DATA PROVIDED:
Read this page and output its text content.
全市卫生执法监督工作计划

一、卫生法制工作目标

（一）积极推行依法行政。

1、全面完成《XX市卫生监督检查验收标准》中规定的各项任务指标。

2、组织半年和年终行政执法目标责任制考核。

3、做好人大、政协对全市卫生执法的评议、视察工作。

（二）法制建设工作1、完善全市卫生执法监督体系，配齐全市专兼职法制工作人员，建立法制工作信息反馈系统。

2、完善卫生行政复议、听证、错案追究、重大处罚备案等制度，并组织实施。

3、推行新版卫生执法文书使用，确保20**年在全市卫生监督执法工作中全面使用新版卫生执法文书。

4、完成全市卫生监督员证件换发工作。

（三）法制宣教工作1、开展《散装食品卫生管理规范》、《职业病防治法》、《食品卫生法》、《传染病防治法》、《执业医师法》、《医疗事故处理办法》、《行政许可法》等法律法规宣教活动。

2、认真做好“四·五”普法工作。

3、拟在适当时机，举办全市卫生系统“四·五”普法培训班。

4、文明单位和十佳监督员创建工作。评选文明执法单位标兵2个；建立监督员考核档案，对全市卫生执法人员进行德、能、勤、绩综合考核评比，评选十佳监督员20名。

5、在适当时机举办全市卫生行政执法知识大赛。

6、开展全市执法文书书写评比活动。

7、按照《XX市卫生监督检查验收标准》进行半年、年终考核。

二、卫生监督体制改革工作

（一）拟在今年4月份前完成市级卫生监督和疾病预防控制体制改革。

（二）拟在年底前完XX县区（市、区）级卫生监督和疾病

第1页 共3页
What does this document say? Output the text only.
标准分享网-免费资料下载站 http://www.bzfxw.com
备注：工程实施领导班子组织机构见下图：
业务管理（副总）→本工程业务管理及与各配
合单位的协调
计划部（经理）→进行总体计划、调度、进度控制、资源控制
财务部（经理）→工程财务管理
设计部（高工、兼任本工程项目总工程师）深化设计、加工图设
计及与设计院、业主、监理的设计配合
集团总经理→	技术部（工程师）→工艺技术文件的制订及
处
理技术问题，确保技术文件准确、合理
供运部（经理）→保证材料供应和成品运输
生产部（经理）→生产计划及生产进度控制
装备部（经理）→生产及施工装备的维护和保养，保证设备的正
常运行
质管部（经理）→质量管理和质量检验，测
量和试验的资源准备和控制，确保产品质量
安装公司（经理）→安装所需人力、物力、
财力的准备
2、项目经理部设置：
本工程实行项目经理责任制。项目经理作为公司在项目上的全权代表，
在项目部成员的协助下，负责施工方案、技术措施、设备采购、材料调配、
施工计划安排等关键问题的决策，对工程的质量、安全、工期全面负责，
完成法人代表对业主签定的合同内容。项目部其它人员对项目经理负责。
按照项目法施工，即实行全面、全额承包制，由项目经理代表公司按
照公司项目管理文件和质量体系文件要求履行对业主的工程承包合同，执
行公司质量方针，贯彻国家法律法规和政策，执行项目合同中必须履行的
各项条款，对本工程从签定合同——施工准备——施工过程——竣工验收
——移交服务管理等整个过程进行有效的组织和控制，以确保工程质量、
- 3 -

WHAT YOU WILL DO: Set out the complete listing exactly as shown.

ANSWER IN FULL:
Read this page and output its text content.
全市卫生执法监督工作计划

一、卫生法制工作目标

（一）积极推行依法行政。

1、全面完成《XX市卫生监督检查验收标准》中规定的各项任务指标。

2、组织半年和年终行政执法目标责任制考核。

3、做好人大、政协对全市卫生执法的评议、视察工作。

（二）法制建设工作1、完善全市卫生执法监督体系，配齐全市专兼职法制工作人员，建立法制工作信息反馈系统。

2、完善卫生行政复议、听证、错案追究、重大处罚备案等制度，并组织实施。

3、推行新版卫生执法文书使用，确保20**年在全市卫生监督执法工作中全面使用新版卫生执法文书。

4、完成全市卫生监督员证件换发工作。

（三）法制宣教工作1、开展《散装食品卫生管理规范》、《职业病防治法》、《食品卫生法》、《传染病防治法》、《执业医师法》、《医疗事故处理办法》、《行政许可法》等法律法规宣教活动。

2、认真做好“四·五”普法工作。

3、拟在适当时机，举办全市卫生系统“四·五”普法培训班。

4、文明单位和十佳监督员创建工作。评选文明执法单位标兵2个；建立监督员考核档案，对全市卫生执法人员进行德、能、勤、绩综合考核评比，评选十佳监督员20名。

5、在适当时机举办全市卫生行政执法知识大赛。

6、开展全市执法文书书写评比活动。

7、按照《XX市卫生监督检查验收标准》进行半年、年终考核。

二、卫生监督体制改革工作

（一）拟在今年4月份前完成市级卫生监督和疾病预防控制体制改革。

（二）拟在年底前完XX县区（市、区）级卫生监督和疾病

第1页 共3页
What does this document say? Output the text only.
标准分享网-免费资料下载站 http://www.bzfxw.com
备注：工程实施领导班子组织机构见下图：
业务管理（副总）→本工程业务管理及与各配
合单位的协调
计划部（经理）→进行总体计划、调度、进度控制、资源控制
财务部（经理）→工程财务管理
设计部（高工、兼任本工程项目总工程师）深化设计、加工图设
计及与设计院、业主、监理的设计配合
集团总经理→	技术部（工程师）→工艺技术文件的制订及
处
理技术问题，确保技术文件准确、合理
供运部（经理）→保证材料供应和成品运输
生产部（经理）→生产计划及生产进度控制
装备部（经理）→生产及施工装备的维护和保养，保证设备的正
常运行
质管部（经理）→质量管理和质量检验，测
量和试验的资源准备和控制，确保产品质量
安装公司（经理）→安装所需人力、物力、
财力的准备
2、项目经理部设置：
本工程实行项目经理责任制。项目经理作为公司在项目上的全权代表，
在项目部成员的协助下，负责施工方案、技术措施、设备采购、材料调配、
施工计划安排等关键问题的决策，对工程的质量、安全、工期全面负责，
完成法人代表对业主签定的合同内容。项目部其它人员对项目经理负责。
按照项目法施工，即实行全面、全额承包制，由项目经理代表公司按
照公司项目管理文件和质量体系文件要求履行对业主的工程承包合同，执
行公司质量方针，贯彻国家法律法规和政策，执行项目合同中必须履行的
各项条款，对本工程从签定合同——施工准备——施工过程——竣工验收
——移交服务管理等整个过程进行有效的组织和控制，以确保工程质量、
- 3 -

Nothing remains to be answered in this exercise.